> EXERCISE REQUIREMENTS
Output each line exactly as it appears, skipping any embedded picture.

> ENTRIES PROVIDED
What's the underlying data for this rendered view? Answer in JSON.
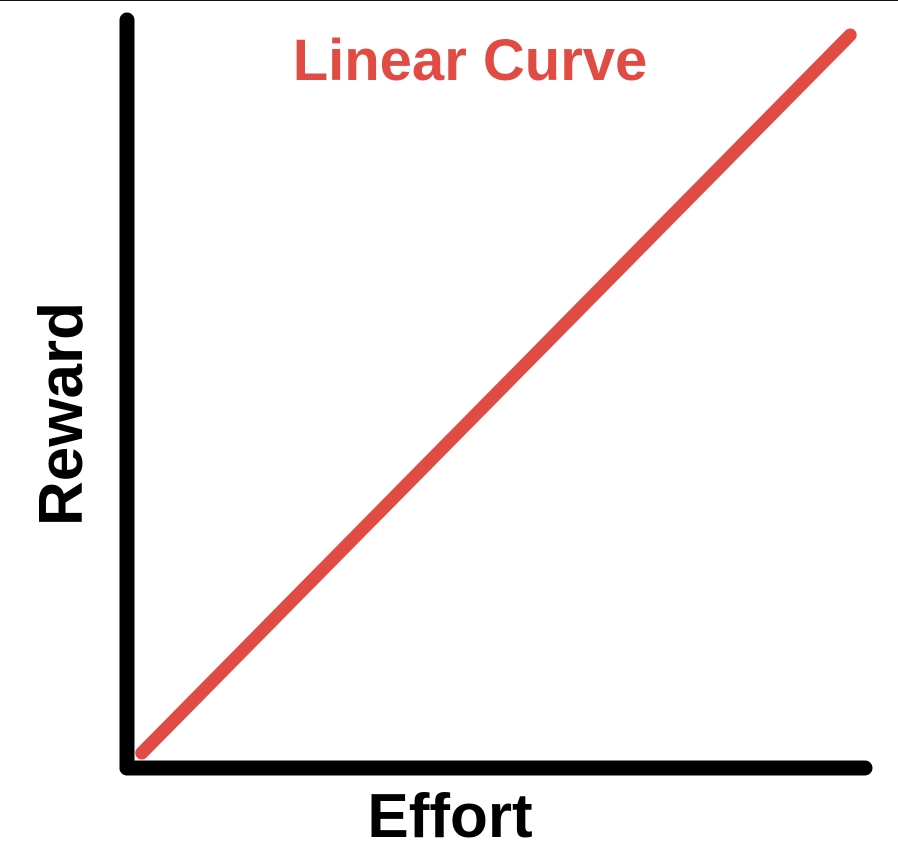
{
  "chart_data": {
    "type": "line",
    "title": "Linear Curve",
    "xlabel": "Effort",
    "ylabel": "Reward",
    "xlim": [
      0,
      1
    ],
    "ylim": [
      0,
      1
    ],
    "grid": false,
    "legend": "none",
    "axis_color": "#000000",
    "series": [
      {
        "color": "#e04b43",
        "x": [
          0.02,
          0.98
        ],
        "y": [
          0.02,
          0.98
        ]
      }
    ]
  }
}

> WRITTEN RESPONSE
What's the underlying data for this rendered view? Answer in JSON.
{
  "chart_data": {
    "type": "line",
    "title": "Linear Curve",
    "xlabel": "Effort",
    "ylabel": "Reward",
    "xlim": [
      0,
      1
    ],
    "ylim": [
      0,
      1
    ],
    "grid": false,
    "legend": "none",
    "axis_color": "#000000",
    "series": [
      {
        "color": "#e04b43",
        "x": [
          0.02,
          0.98
        ],
        "y": [
          0.02,
          0.98
        ]
      }
    ]
  }
}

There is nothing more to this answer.